### TASK TO COMPLETE:
Write out the whole listing word for word.
'''
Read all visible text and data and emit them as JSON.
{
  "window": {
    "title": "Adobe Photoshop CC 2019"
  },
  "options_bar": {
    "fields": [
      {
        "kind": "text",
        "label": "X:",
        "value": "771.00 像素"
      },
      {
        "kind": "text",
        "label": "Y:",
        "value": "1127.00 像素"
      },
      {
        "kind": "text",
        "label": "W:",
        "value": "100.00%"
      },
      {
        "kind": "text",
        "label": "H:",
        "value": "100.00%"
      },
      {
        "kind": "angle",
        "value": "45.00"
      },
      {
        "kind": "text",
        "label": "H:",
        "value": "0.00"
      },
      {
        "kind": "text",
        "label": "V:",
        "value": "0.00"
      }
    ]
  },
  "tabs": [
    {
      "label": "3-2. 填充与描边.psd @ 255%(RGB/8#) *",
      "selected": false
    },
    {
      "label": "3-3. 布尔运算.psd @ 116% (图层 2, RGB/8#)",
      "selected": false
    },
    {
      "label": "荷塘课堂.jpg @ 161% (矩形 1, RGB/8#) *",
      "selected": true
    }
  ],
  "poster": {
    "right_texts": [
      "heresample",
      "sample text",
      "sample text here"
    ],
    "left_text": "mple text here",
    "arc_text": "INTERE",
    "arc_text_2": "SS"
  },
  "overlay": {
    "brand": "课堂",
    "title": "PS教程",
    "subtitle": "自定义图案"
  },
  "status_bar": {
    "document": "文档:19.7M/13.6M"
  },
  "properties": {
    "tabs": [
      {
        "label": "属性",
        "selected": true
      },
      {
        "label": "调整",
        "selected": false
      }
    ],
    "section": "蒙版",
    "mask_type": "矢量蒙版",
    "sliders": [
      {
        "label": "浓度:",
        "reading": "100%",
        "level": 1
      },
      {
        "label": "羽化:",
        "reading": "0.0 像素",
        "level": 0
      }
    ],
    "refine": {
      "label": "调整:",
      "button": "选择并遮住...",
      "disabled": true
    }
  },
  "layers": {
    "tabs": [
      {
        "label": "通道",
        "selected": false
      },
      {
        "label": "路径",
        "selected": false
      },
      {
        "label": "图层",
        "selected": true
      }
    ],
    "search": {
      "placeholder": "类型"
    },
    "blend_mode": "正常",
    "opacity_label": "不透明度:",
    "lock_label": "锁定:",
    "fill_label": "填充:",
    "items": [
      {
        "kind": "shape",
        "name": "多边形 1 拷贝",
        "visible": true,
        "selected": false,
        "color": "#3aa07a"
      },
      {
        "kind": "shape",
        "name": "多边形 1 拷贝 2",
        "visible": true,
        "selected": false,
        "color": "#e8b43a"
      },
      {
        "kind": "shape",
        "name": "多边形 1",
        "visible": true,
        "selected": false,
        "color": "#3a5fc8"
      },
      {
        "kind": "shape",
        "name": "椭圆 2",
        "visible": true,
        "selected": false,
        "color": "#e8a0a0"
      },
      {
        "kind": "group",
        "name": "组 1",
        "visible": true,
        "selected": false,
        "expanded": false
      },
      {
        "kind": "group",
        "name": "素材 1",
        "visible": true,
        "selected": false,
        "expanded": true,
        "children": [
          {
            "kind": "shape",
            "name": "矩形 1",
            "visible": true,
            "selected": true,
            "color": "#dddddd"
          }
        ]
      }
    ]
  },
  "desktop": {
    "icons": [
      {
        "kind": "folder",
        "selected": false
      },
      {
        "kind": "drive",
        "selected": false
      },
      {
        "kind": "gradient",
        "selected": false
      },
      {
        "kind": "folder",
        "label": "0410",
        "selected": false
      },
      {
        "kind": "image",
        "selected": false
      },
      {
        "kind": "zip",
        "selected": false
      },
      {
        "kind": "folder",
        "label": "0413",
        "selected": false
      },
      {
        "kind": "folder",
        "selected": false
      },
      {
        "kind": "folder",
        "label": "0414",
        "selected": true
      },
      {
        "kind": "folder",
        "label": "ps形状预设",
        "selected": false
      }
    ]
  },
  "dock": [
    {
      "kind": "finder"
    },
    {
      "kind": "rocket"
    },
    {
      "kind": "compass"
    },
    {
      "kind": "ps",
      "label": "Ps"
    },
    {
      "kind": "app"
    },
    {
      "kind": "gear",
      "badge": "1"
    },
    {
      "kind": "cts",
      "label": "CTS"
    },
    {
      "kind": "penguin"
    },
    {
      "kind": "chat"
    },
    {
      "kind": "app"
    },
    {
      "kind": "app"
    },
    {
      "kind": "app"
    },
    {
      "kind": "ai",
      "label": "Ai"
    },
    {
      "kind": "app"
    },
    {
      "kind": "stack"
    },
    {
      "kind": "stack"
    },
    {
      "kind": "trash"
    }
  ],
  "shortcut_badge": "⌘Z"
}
'''
### SOLUTION TO THIS EXERCISE:
Read all visible text and data and emit them as JSON.
{
  "window": {
    "title": "Adobe Photoshop CC 2019"
  },
  "options_bar": {
    "fields": [
      {
        "kind": "text",
        "label": "X:",
        "value": "771.00 像素"
      },
      {
        "kind": "text",
        "label": "Y:",
        "value": "1127.00 像素"
      },
      {
        "kind": "text",
        "label": "W:",
        "value": "100.00%"
      },
      {
        "kind": "text",
        "label": "H:",
        "value": "100.00%"
      },
      {
        "kind": "angle",
        "value": "45.00"
      },
      {
        "kind": "text",
        "label": "H:",
        "value": "0.00"
      },
      {
        "kind": "text",
        "label": "V:",
        "value": "0.00"
      }
    ]
  },
  "tabs": [
    {
      "label": "3-2. 填充与描边.psd @ 255%(RGB/8#) *",
      "selected": false
    },
    {
      "label": "3-3. 布尔运算.psd @ 116% (图层 2, RGB/8#)",
      "selected": false
    },
    {
      "label": "荷塘课堂.jpg @ 161% (矩形 1, RGB/8#) *",
      "selected": true
    }
  ],
  "poster": {
    "right_texts": [
      "heresample",
      "sample text",
      "sample text here"
    ],
    "left_text": "mple text here",
    "arc_text": "INTERE",
    "arc_text_2": "SS"
  },
  "overlay": {
    "brand": "课堂",
    "title": "PS教程",
    "subtitle": "自定义图案"
  },
  "status_bar": {
    "document": "文档:19.7M/13.6M"
  },
  "properties": {
    "tabs": [
      {
        "label": "属性",
        "selected": true
      },
      {
        "label": "调整",
        "selected": false
      }
    ],
    "section": "蒙版",
    "mask_type": "矢量蒙版",
    "sliders": [
      {
        "label": "浓度:",
        "reading": "100%",
        "level": 1
      },
      {
        "label": "羽化:",
        "reading": "0.0 像素",
        "level": 0
      }
    ],
    "refine": {
      "label": "调整:",
      "button": "选择并遮住...",
      "disabled": true
    }
  },
  "layers": {
    "tabs": [
      {
        "label": "通道",
        "selected": false
      },
      {
        "label": "路径",
        "selected": false
      },
      {
        "label": "图层",
        "selected": true
      }
    ],
    "search": {
      "placeholder": "类型"
    },
    "blend_mode": "正常",
    "opacity_label": "不透明度:",
    "lock_label": "锁定:",
    "fill_label": "填充:",
    "items": [
      {
        "kind": "shape",
        "name": "多边形 1 拷贝",
        "visible": true,
        "selected": false,
        "color": "#3aa07a"
      },
      {
        "kind": "shape",
        "name": "多边形 1 拷贝 2",
        "visible": true,
        "selected": false,
        "color": "#e8b43a"
      },
      {
        "kind": "shape",
        "name": "多边形 1",
        "visible": true,
        "selected": false,
        "color": "#3a5fc8"
      },
      {
        "kind": "shape",
        "name": "椭圆 2",
        "visible": true,
        "selected": false,
        "color": "#e8a0a0"
      },
      {
        "kind": "group",
        "name": "组 1",
        "visible": true,
        "selected": false,
        "expanded": false
      },
      {
        "kind": "group",
        "name": "素材 1",
        "visible": true,
        "selected": false,
        "expanded": true,
        "children": [
          {
            "kind": "shape",
            "name": "矩形 1",
            "visible": true,
            "selected": true,
            "color": "#dddddd"
          }
        ]
      }
    ]
  },
  "desktop": {
    "icons": [
      {
        "kind": "folder",
        "selected": false
      },
      {
        "kind": "drive",
        "selected": false
      },
      {
        "kind": "gradient",
        "selected": false
      },
      {
        "kind": "folder",
        "label": "0410",
        "selected": false
      },
      {
        "kind": "image",
        "selected": false
      },
      {
        "kind": "zip",
        "selected": false
      },
      {
        "kind": "folder",
        "label": "0413",
        "selected": false
      },
      {
        "kind": "folder",
        "selected": false
      },
      {
        "kind": "folder",
        "label": "0414",
        "selected": true
      },
      {
        "kind": "folder",
        "label": "ps形状预设",
        "selected": false
      }
    ]
  },
  "dock": [
    {
      "kind": "finder"
    },
    {
      "kind": "rocket"
    },
    {
      "kind": "compass"
    },
    {
      "kind": "ps",
      "label": "Ps"
    },
    {
      "kind": "app"
    },
    {
      "kind": "gear",
      "badge": "1"
    },
    {
      "kind": "cts",
      "label": "CTS"
    },
    {
      "kind": "penguin"
    },
    {
      "kind": "chat"
    },
    {
      "kind": "app"
    },
    {
      "kind": "app"
    },
    {
      "kind": "app"
    },
    {
      "kind": "ai",
      "label": "Ai"
    },
    {
      "kind": "app"
    },
    {
      "kind": "stack"
    },
    {
      "kind": "stack"
    },
    {
      "kind": "trash"
    }
  ],
  "shortcut_badge": "⌘Z"
}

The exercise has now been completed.